--- start ---
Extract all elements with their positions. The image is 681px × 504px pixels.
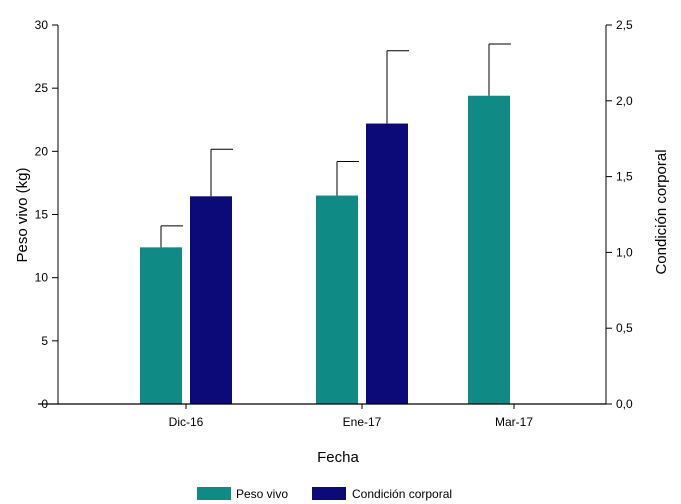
error-bars-layer — [160, 43, 511, 248]
y-axis-right-title: Condición corporal — [653, 149, 670, 274]
y-left-tick-label: 30 — [35, 18, 49, 32]
legend-label-peso-vivo: Peso vivo — [236, 487, 288, 501]
y-left-tick-label: 20 — [35, 144, 49, 158]
y-right-tick-label: 1,5 — [616, 170, 633, 184]
y-left-tick-label: 25 — [35, 81, 49, 95]
y-right-tick-label: 0,5 — [616, 321, 633, 335]
x-tick-label: Mar-17 — [495, 415, 533, 429]
legend-label-condicion-corporal: Condición corporal — [352, 487, 452, 501]
x-tick-label: Ene-17 — [343, 415, 382, 429]
axes-layer: 0 5 10 15 20 25 30 0,0 0,5 1,0 1,5 2,0 2,5 Dic-16 Ene-… — [35, 18, 633, 429]
y-right-tick-label: 2,5 — [616, 18, 633, 32]
y-right-tick-label: 0,0 — [616, 397, 633, 411]
x-axis-title: Fecha — [317, 449, 359, 466]
bar-condicion-corporal-dic-16 — [190, 196, 232, 404]
y-left-tick-label: 10 — [35, 271, 49, 285]
x-tick-label: Dic-16 — [169, 415, 204, 429]
legend-swatch-peso-vivo — [197, 487, 231, 500]
y-left-tick-label: 5 — [41, 334, 48, 348]
bar-peso-vivo-dic-16 — [140, 247, 182, 404]
bar-peso-vivo-mar-17 — [468, 95, 510, 404]
y-axis-left-title: Peso vivo (kg) — [14, 167, 31, 262]
y-right-tick-label: 2,0 — [616, 94, 633, 108]
bars-layer — [140, 95, 510, 404]
bar-condicion-corporal-ene-17 — [366, 123, 408, 404]
y-left-tick-label: 15 — [35, 208, 49, 222]
legend: Peso vivo Condición corporal — [197, 487, 452, 501]
bar-peso-vivo-ene-17 — [316, 195, 358, 404]
y-left-tick-label: 0 — [41, 397, 48, 411]
y-right-tick-label: 1,0 — [616, 245, 633, 259]
legend-swatch-condicion-corporal — [312, 487, 346, 500]
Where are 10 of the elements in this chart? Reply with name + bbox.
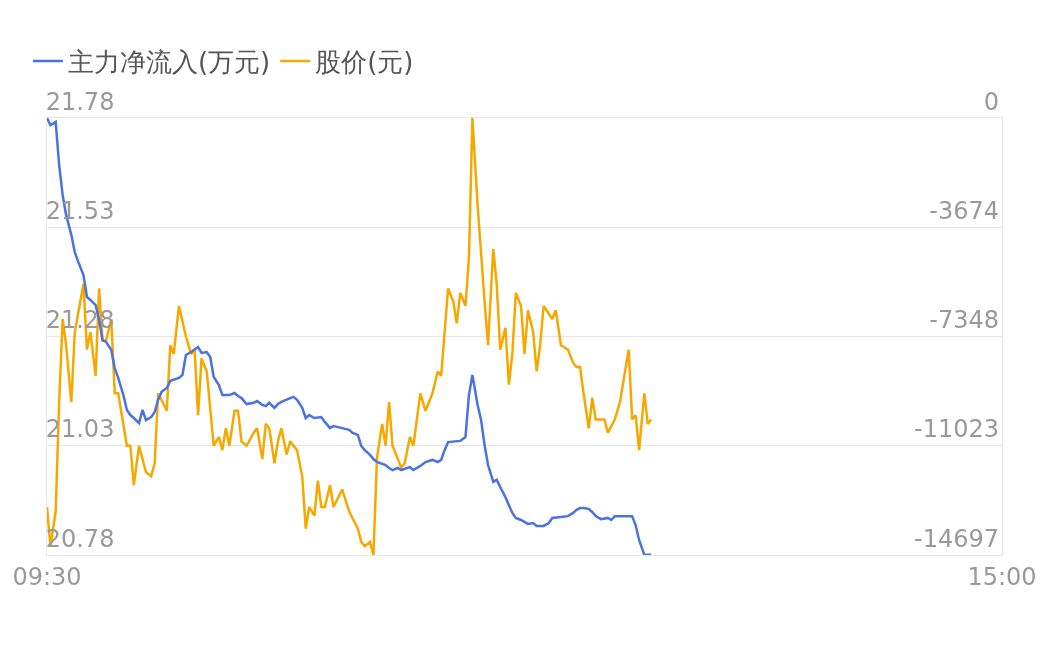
y2-tick-label: -3674 [929,196,999,225]
x-tick-label: 15:00 [967,562,1037,591]
y2-tick-label: -7348 [929,306,999,335]
y2-tick-label: 0 [983,87,999,116]
y2-tick-label: -11023 [913,415,999,444]
y2-tick-label: -14697 [913,524,999,553]
x-tick-label: 09:30 [12,562,82,591]
y-tick-label: 21.78 [45,87,115,116]
legend-label: 股价(元) [315,47,414,78]
legend-label: 主力净流入(万元) [67,47,271,78]
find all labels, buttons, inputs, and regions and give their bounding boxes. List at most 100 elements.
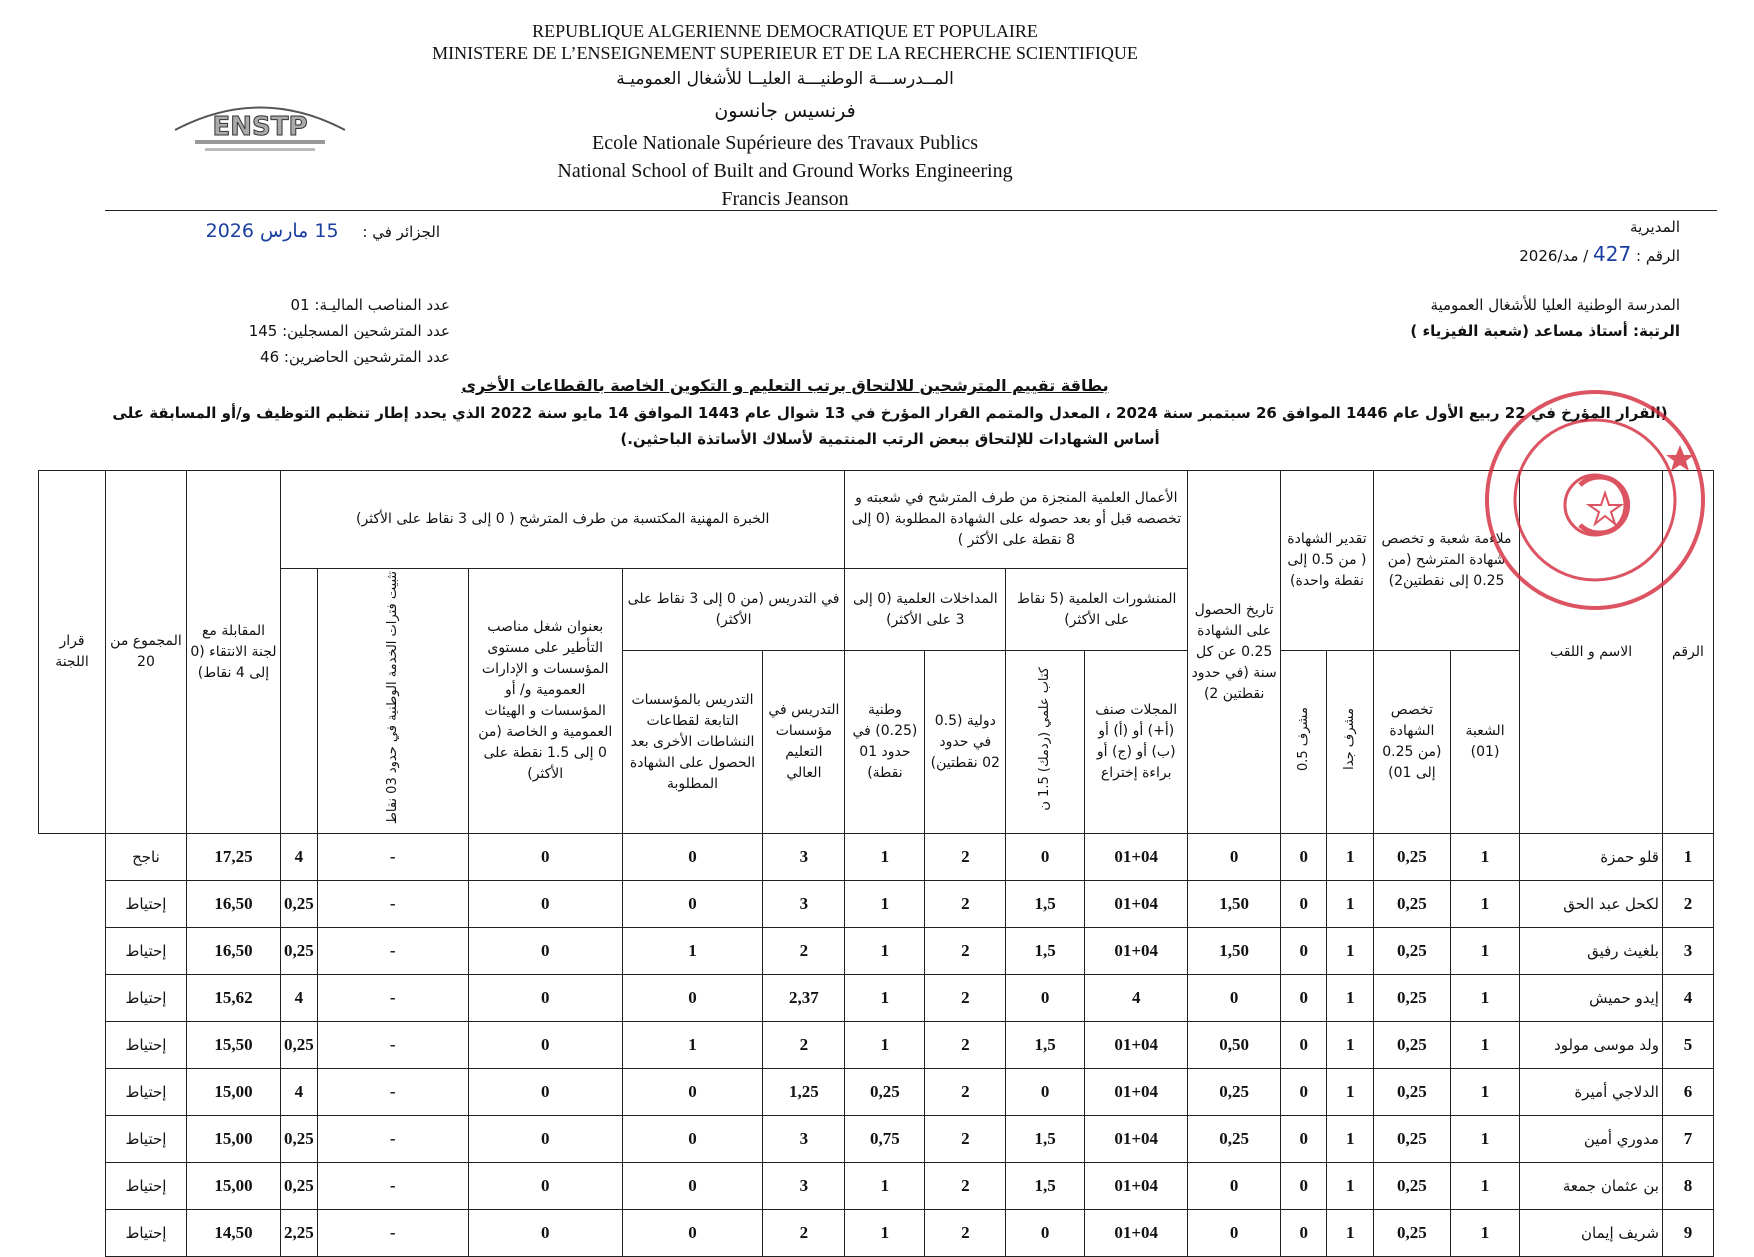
--- end ---
* [STATED TASK]
Report every line above that contains the string "right", copying each such line in full.

* [WORKED ANSWER]
y-axis-right-title: Condición corporal — [653, 149, 670, 274]
y-right-tick-label: 1,5 — [616, 170, 633, 184]
y-right-tick-label: 0,5 — [616, 321, 633, 335]
y-right-tick-label: 2,5 — [616, 18, 633, 32]
y-right-tick-label: 0,0 — [616, 397, 633, 411]
y-right-tick-label: 2,0 — [616, 94, 633, 108]
y-right-tick-label: 1,0 — [616, 245, 633, 259]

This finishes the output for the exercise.